== What to do ==
Output all records precisely as written.

>> begin Material shown

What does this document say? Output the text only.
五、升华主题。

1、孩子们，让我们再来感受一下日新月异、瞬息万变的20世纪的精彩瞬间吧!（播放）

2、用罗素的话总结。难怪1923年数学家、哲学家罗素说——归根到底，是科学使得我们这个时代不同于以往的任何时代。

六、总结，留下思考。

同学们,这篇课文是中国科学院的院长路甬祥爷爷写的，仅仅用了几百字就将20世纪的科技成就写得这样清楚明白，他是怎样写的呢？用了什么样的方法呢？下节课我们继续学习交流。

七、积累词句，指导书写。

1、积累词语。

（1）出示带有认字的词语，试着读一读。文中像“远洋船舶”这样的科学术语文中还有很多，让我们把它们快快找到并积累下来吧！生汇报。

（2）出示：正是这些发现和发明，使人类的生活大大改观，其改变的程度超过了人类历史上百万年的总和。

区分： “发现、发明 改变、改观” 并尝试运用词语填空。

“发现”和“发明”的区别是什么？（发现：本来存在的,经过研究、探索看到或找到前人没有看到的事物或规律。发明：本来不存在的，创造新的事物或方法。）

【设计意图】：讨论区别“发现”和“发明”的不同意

>> end Material shown

== Solved problem ==
What does this document say? Output the text only.
五、升华主题。

1、孩子们，让我们再来感受一下日新月异、瞬息万变的20世纪的精彩瞬间吧!（播放）

2、用罗素的话总结。难怪1923年数学家、哲学家罗素说——归根到底，是科学使得我们这个时代不同于以往的任何时代。

六、总结，留下思考。

同学们,这篇课文是中国科学院的院长路甬祥爷爷写的，仅仅用了几百字就将20世纪的科技成就写得这样清楚明白，他是怎样写的呢？用了什么样的方法呢？下节课我们继续学习交流。

七、积累词句，指导书写。

1、积累词语。

（1）出示带有认字的词语，试着读一读。文中像“远洋船舶”这样的科学术语文中还有很多，让我们把它们快快找到并积累下来吧！生汇报。

（2）出示：正是这些发现和发明，使人类的生活大大改观，其改变的程度超过了人类历史上百万年的总和。

区分： “发现、发明 改变、改观” 并尝试运用词语填空。

“发现”和“发明”的区别是什么？（发现：本来存在的,经过研究、探索看到或找到前人没有看到的事物或规律。发明：本来不存在的，创造新的事物或方法。）

【设计意图】：讨论区别“发现”和“发明”的不同意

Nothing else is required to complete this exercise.